──────── PAGE TEXT ────────
The choice to go to Nigeria at that time turned out to be one of the best decisions of my life in so many ways. I lived in the Imo State capital of Owerri with my mom’s friend’s mom. In terms of language, I quickly learned that I had to fulfill two tasks. Firstly, I would have to teach people around me how to teach me Igbo. Trying to study it like a textbook wasn't really working and also I realized quickly that just because someone can speak something doesn't mean that they can teach it. So I set out paying close attention to what questions I needed to ask and how I needed to frame my questions to get the answers I needed. Secondly, I needed to actively immerse myself in the language so that people would not default to just speaking English to me. In the daytime, I walked around with my phone, recording phrases I heard people say and practicing, listening and repeating them out loud at night, to start using them the next day. I listened to Igbo radio stations and tried to speak Igbo in public as my courage allowed me. I felt mortified speaking in public! As an adult who has reached the point where I can speak a language not only fluently but eloquently as well, it was so hard going back to sounding like an infant learning to speak. But people were more encouraging than I expected. To gain confidence, I surrounded myself with the people and spaces that would encourage me.

Before I knew it, I realized that I was building thicker skin against any form of ridicule. And more importantly, with less difficulty, I was finding the right Igbo words to say. Eventually, I could maintain conversations in Igbo – something I could never do before. I remember one day my father called me from the U.S. while I was in Nigeria and I maintained our conversation in Igbo, to the point where he almost started gisting with me about some past family gossip and his childhood. I remember feeling an overwhelming sense of becoming that I had never known before.


“The choice to go to Nigeria at that time

turned out to be one of the best

decisions of my life in so many ways.”
────────
**TASK REQUIREMENTS**
1. According to the account of learning Igbo, in which city did the writer live while in Nigeria?
2. Extend the account of learning Igbo in Nigeria, picking up right after its final sentence.
──────── DATA SUPPLIED ────────
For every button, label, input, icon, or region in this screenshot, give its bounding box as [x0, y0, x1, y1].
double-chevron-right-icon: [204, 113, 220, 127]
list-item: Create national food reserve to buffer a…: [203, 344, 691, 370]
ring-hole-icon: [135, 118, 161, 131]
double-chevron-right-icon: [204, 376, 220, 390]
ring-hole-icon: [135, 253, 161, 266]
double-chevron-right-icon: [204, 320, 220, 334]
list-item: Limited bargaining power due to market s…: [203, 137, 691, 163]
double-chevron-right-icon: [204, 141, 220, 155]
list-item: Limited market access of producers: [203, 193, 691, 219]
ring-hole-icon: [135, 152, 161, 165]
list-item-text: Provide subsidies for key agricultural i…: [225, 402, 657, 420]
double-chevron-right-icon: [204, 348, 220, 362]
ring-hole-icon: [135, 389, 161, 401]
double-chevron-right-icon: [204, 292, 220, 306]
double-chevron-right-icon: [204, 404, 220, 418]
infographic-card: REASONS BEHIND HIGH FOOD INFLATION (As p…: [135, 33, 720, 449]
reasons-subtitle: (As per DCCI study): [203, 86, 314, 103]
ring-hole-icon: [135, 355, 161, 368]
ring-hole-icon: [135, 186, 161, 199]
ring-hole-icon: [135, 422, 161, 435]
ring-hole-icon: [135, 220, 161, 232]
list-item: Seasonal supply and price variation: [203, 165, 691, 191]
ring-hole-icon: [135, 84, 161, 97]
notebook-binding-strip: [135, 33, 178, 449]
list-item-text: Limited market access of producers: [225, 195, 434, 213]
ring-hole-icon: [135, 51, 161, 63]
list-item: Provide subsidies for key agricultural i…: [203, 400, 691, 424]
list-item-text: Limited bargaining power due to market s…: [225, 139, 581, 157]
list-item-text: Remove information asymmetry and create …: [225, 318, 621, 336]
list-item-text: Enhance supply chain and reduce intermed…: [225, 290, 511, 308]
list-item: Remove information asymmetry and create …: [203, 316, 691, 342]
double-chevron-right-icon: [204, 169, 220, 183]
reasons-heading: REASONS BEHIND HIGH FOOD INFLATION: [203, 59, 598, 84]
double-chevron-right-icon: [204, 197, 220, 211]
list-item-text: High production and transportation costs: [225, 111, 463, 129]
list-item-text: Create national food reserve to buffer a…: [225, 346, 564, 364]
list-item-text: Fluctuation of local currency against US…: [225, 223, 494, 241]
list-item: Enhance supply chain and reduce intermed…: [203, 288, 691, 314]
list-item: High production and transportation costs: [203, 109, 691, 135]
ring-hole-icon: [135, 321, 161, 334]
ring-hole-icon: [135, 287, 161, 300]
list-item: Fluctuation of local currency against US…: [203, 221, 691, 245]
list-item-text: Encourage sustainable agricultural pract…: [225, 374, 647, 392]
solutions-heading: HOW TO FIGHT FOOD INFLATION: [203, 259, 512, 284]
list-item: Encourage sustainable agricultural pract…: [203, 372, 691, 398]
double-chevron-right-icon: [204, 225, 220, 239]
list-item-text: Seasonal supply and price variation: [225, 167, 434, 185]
────────
**SOLVED TASKS**
1. Owerri, the Imo State capital.

2.
With this incredible experience in mind, I knew I wanted to share something that I never knew could become a reality – me, speaking Igbo, with others in the diaspora like me. Unfortunately, too many Igbo people, both in the diaspora and also in Nigeria, cannot speak Igbo.



Knowing this all too well, in 2019, I created Ọjị Abịala: An Igbo Podcast where I, as the learner, have different guest teachers come on and teach topics that hone in on conversational Igbo skills. I've received amazing feedback. One listener sent an email with the subject Igbo Excellence. Another listener, a native Igbo speaker who had been trying to figure out how to teach her young children Igbo in the U.S., sent me an Instagram message noting that she was so inspired by the podcast that she was naming her first daughter after me.




I am floored by the support and friendships I have made with the different Igbo language instructors I've connected with mostly, online such as Obioha, Omenkà and Onyinye.


From the podcast, what I have created has expanded to include an Igbo conversation exchange program that employs nearly 20 people back home in Nigeria and has taught Igbo to more than 300 people in more than 15 different countries as well as an app called Obodo Full Circle.

Me with the conversation exchange program in Enugu, Nigeria

I recently read an Instagram post by @nowhitesaviours that reads:


“Speaking your mother tongue is a superpower, a revolutionary act in a world that convinces you assimilation is a measure of your worth.”


That hit me!


A goal that began as a journey to accomplish a lifelong desire is more than just a goal. It is a revolutionary act to state that my language, my culture and my heritage matters. And that I and the many others who have embarked on this journey with me, will strive to be living testimonies that they matter.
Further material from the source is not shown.